Indeed, all these illustrious journos should assemble in that Great Get Together on that great, conscientious prime time slot on that great English channel, and play the collective game for all to see: 'We, the Corrupt.' Ah, all of them should sit around, as thick-skinned and cold-blooded, their skin oozing with success and affluence, and discuss how best to subvert the tapes, of what is dubbed as the biggest scam in Indian history.

Editors as deal makers and power brokers. Editors who have sold their souls for goddamned what? The lust for power, more wealth, more luxury? When they have it all, in such unprecedented abundance, including those who have lived their entire life eating, praying, flying, enjoying freebies, all the finest luxuries of the rich man's super rich club.

Indeed, many of them are tycoons, not journalists, anymore. And all of them seem tied up in knots with this or that corporate lobby of the neoliberal regime, which has come to strangulate the Indian media into its relentless quest for vast profits, endless and relentless, unable to quench their thirst even with billions overflowing in their treasure chests in India and abroad. It's a myopic club of the rich and powerful, market fundamentalists most of them, typically anti-poor, against enlightenment or social emancipation, bereft of values, knowledge, sensitivity, a sense of history, compulsively distanced from the social reality of marginal India, who manipulate 'national interest' for corporate interests and legitimise the quid pro quo of their personal and professional lives.

[Records from a data source]
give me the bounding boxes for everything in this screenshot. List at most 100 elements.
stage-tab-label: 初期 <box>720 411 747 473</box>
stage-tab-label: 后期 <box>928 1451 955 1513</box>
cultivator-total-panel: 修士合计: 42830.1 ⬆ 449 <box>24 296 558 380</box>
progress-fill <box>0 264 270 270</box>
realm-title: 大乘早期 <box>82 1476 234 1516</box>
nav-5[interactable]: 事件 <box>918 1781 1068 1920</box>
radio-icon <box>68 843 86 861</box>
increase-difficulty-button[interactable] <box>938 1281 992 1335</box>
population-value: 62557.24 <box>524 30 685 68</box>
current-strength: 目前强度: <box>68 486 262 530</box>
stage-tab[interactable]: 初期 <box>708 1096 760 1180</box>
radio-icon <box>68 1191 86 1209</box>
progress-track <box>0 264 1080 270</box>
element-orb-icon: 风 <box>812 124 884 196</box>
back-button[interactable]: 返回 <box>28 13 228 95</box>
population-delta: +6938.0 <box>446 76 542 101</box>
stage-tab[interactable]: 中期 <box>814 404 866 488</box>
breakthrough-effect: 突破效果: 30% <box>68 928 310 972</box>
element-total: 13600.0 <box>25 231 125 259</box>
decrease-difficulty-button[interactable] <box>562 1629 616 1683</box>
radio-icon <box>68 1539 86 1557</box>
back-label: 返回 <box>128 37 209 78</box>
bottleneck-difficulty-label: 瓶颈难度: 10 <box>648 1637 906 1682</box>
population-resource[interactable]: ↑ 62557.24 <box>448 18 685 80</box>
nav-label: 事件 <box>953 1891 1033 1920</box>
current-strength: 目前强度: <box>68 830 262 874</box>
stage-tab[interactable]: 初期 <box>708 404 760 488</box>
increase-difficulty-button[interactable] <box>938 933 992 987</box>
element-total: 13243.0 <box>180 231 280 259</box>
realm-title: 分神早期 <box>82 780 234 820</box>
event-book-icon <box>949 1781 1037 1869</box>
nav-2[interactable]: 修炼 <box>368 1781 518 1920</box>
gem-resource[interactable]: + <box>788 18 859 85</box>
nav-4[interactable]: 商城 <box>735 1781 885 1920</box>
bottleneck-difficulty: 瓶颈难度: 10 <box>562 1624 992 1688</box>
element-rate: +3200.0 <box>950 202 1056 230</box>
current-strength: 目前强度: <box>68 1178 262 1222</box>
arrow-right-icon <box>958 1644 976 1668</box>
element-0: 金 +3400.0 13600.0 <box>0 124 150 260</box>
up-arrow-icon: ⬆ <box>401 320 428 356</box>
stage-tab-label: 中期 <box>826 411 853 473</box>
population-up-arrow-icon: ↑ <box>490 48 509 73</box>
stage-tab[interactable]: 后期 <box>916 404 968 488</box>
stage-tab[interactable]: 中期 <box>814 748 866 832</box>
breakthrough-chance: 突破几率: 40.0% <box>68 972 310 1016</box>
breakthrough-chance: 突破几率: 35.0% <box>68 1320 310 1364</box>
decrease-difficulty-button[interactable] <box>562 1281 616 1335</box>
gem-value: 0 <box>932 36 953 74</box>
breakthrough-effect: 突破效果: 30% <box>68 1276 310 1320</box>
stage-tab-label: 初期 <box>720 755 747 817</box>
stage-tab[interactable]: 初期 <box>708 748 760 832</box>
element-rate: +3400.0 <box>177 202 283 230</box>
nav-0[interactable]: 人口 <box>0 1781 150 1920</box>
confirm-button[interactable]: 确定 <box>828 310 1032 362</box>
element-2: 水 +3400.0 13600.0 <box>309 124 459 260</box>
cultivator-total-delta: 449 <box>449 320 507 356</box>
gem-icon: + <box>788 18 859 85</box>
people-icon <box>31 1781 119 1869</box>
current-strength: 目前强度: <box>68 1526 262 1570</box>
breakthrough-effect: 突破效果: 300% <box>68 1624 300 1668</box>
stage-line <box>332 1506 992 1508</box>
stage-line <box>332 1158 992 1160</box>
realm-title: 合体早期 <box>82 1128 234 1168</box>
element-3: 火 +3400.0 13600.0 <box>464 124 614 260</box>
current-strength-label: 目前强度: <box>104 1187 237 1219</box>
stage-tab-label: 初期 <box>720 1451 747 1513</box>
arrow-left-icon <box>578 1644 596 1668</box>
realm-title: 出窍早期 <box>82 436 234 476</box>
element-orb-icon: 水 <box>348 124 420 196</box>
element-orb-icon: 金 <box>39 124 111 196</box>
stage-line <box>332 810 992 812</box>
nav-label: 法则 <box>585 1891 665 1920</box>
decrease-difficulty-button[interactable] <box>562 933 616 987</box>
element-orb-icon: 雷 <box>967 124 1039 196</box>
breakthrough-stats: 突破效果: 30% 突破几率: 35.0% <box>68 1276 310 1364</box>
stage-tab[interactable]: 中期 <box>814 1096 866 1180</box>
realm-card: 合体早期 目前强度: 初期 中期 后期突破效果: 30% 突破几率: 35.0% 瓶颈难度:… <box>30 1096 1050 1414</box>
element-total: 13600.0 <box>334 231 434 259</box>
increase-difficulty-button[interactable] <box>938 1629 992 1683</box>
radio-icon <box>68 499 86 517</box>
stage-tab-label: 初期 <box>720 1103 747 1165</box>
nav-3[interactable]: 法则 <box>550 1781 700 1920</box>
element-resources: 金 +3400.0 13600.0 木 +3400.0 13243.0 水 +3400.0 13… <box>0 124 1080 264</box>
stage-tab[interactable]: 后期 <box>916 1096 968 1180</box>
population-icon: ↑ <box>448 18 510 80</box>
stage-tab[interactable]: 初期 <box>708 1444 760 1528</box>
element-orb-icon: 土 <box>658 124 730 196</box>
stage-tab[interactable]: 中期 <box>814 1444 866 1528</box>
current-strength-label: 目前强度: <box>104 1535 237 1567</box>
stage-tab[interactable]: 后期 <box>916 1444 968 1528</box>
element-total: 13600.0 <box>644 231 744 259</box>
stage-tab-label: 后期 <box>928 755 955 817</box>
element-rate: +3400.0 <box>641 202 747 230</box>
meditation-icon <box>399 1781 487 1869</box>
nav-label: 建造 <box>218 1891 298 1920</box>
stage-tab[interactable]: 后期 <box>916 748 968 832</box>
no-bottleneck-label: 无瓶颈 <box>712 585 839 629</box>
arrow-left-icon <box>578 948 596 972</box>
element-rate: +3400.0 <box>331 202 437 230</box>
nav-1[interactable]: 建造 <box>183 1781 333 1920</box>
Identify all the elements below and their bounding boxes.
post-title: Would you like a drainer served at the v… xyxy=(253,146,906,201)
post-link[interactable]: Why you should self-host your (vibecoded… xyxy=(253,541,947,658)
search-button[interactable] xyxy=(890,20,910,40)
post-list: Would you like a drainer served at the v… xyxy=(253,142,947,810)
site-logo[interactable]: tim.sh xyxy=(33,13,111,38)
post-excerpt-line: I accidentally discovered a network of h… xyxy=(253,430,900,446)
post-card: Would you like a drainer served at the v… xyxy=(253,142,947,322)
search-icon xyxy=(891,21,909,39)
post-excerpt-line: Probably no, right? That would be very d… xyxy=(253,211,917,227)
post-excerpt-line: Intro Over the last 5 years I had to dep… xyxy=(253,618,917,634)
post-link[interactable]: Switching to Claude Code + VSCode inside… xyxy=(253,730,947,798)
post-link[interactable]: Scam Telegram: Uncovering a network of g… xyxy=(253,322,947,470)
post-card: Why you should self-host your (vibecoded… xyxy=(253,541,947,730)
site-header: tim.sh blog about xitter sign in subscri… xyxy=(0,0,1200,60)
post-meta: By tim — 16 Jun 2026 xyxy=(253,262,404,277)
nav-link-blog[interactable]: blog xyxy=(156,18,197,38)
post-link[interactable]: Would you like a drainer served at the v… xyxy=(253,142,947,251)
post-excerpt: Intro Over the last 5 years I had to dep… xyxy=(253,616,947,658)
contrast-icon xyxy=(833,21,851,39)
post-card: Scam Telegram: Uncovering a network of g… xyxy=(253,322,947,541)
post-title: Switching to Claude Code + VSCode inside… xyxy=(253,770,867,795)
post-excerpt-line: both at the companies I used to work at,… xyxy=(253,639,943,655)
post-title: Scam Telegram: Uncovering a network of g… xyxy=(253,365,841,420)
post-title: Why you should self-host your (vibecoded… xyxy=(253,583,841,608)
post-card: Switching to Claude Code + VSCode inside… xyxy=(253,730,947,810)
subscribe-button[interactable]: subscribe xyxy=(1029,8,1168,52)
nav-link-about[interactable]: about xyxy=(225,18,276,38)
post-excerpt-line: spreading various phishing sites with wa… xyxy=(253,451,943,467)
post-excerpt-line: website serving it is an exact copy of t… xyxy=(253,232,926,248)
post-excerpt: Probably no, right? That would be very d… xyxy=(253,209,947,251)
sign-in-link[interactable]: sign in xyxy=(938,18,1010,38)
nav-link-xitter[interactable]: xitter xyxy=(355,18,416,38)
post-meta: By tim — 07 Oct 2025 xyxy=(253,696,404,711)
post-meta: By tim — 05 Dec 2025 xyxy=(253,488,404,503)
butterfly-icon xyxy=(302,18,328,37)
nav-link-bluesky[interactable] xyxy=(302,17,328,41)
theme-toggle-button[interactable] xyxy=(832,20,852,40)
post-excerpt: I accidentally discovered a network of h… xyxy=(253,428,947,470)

● Exercise directions: Can you reproduce the passage on Indian journalists and corruption, starting at "Editors as deal" and ending at "super rich club."?

● Task response:
Editors as deal makers and power brokers. Editors who have sold their souls for goddamned what? The lust for power, more wealth, more luxury? When they have it all, in such unprecedented abundance, including those who have lived their entire life eating, praying, flying, enjoying freebies, all the finest luxuries of the rich man's super rich club.